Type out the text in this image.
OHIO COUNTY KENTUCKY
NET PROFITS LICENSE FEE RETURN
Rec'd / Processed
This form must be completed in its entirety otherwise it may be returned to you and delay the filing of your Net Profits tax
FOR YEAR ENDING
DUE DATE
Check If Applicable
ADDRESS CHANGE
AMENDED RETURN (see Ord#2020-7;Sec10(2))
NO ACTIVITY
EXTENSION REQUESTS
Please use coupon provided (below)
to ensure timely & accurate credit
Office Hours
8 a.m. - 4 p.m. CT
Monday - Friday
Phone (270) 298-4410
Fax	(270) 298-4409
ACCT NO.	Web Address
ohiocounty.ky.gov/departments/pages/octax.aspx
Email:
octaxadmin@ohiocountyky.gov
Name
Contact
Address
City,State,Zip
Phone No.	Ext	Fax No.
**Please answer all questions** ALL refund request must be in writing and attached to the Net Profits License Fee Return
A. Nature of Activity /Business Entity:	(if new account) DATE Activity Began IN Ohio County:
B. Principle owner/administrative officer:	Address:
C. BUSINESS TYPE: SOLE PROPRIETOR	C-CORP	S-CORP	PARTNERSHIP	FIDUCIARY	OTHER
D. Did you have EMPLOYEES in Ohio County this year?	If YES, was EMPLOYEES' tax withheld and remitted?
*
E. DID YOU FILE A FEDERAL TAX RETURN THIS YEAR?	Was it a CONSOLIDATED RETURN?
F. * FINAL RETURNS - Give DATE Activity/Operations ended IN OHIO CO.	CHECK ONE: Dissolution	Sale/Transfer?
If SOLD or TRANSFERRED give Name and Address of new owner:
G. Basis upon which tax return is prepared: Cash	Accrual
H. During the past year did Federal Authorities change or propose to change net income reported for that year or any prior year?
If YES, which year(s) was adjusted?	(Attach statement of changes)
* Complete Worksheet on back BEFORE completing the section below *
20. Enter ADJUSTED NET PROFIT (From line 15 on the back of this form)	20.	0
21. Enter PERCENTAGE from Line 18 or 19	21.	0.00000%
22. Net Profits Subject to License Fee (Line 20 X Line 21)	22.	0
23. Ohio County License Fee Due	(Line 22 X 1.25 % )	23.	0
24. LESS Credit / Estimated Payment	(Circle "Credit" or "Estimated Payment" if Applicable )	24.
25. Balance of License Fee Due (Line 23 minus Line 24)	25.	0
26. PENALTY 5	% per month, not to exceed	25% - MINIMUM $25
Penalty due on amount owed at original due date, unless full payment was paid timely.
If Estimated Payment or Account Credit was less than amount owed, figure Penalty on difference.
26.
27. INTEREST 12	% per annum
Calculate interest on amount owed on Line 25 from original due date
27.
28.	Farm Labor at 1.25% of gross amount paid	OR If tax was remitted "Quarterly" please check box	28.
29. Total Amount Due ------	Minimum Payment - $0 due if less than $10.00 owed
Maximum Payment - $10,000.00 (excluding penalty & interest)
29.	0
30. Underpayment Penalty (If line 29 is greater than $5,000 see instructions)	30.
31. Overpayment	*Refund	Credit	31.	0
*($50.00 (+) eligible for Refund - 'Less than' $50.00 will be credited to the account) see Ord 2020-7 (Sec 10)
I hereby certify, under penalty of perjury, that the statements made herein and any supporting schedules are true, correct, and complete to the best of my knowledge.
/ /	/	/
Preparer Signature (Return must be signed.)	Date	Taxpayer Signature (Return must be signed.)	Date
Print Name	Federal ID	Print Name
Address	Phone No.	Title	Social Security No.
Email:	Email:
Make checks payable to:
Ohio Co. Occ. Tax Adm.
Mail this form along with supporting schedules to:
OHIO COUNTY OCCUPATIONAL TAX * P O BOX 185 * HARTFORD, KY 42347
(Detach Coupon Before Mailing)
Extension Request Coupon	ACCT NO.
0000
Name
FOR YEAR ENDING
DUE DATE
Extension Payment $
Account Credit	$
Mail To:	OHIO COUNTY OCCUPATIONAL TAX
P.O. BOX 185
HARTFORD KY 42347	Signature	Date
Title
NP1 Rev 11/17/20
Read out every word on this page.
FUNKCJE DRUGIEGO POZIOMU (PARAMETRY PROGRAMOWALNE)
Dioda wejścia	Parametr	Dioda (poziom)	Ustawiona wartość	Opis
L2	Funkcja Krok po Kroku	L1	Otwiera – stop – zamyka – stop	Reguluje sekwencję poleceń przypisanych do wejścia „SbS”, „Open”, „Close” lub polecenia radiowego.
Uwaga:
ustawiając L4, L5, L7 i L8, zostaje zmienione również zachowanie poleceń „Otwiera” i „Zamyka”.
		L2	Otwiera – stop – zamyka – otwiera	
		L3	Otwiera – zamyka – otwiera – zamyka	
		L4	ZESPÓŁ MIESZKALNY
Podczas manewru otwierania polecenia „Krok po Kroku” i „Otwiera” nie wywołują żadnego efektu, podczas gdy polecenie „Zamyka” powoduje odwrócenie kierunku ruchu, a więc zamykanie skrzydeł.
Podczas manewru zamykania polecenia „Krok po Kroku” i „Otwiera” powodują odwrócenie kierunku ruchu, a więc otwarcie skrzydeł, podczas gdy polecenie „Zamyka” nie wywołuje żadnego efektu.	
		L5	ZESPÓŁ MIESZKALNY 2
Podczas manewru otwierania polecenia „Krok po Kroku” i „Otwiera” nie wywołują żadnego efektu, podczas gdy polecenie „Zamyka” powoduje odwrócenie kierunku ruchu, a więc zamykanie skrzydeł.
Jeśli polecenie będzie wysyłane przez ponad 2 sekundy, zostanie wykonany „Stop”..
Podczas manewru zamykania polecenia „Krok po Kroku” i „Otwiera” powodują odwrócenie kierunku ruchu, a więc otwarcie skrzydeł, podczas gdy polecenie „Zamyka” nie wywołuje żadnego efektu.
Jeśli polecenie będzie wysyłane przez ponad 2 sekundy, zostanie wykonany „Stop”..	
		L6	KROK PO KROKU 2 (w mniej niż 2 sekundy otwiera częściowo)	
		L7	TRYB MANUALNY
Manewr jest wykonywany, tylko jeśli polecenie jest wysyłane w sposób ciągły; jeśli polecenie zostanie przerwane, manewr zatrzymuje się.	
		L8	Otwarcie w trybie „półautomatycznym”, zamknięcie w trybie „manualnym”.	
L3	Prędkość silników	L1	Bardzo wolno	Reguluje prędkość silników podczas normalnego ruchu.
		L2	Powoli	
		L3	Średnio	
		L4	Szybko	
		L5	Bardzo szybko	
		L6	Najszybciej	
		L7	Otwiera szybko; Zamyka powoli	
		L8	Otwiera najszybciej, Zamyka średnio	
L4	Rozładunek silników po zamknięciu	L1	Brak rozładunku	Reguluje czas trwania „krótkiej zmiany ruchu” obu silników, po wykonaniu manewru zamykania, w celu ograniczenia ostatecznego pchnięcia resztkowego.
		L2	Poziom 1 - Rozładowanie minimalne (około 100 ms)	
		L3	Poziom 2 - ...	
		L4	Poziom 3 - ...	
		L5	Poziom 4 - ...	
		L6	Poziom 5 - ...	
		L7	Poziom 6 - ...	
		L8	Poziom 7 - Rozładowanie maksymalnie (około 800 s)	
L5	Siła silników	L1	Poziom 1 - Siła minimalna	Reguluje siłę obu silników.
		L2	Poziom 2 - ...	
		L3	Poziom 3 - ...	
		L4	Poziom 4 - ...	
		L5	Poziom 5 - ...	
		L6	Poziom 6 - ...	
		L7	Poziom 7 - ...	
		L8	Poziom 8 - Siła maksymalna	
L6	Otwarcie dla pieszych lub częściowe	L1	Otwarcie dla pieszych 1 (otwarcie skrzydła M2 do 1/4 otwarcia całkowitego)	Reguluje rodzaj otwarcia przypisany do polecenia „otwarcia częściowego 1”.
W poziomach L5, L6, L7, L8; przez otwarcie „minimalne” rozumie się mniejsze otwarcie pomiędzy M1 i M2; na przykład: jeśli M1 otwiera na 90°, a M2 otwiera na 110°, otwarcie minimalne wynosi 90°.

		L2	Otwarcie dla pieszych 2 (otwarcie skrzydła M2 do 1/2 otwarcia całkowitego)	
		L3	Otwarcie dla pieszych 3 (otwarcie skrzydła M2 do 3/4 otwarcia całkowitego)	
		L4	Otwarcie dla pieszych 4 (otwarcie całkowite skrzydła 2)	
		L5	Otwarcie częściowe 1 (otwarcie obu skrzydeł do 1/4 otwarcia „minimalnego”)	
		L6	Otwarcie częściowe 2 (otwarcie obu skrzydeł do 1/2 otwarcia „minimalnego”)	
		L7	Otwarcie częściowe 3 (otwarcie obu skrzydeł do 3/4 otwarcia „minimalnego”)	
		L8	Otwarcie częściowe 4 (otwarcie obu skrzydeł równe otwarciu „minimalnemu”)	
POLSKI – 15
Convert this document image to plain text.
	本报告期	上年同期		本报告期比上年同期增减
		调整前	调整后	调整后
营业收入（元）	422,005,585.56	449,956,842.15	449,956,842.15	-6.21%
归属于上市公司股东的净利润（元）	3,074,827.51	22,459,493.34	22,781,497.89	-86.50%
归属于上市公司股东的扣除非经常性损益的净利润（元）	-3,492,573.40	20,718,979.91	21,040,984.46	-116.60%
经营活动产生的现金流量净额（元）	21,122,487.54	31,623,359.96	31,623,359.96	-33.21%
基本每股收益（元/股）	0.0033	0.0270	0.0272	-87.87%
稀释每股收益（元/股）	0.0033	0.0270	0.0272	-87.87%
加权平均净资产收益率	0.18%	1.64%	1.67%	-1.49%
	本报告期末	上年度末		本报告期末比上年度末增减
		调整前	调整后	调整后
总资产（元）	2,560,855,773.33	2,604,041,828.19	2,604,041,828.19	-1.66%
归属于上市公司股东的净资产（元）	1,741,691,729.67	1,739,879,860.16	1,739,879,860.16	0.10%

┄┄┄┄┄┄

◆ TASK BRIEF
Return only the lines running from the line with "Convert this document image to plain text." to the last line of the records, both included, exactly as written.

◆ EXERCISE RESULT
Convert this document image to plain text.
	本报告期	上年同期		本报告期比上年同期增减
		调整前	调整后	调整后
营业收入（元）	422,005,585.56	449,956,842.15	449,956,842.15	-6.21%
归属于上市公司股东的净利润（元）	3,074,827.51	22,459,493.34	22,781,497.89	-86.50%
归属于上市公司股东的扣除非经常性损益的净利润（元）	-3,492,573.40	20,718,979.91	21,040,984.46	-116.60%
经营活动产生的现金流量净额（元）	21,122,487.54	31,623,359.96	31,623,359.96	-33.21%
基本每股收益（元/股）	0.0033	0.0270	0.0272	-87.87%
稀释每股收益（元/股）	0.0033	0.0270	0.0272	-87.87%
加权平均净资产收益率	0.18%	1.64%	1.67%	-1.49%
	本报告期末	上年度末		本报告期末比上年度末增减
		调整前	调整后	调整后
总资产（元）	2,560,855,773.33	2,604,041,828.19	2,604,041,828.19	-1.66%
归属于上市公司股东的净资产（元）	1,741,691,729.67	1,739,879,860.16	1,739,879,860.16	0.10%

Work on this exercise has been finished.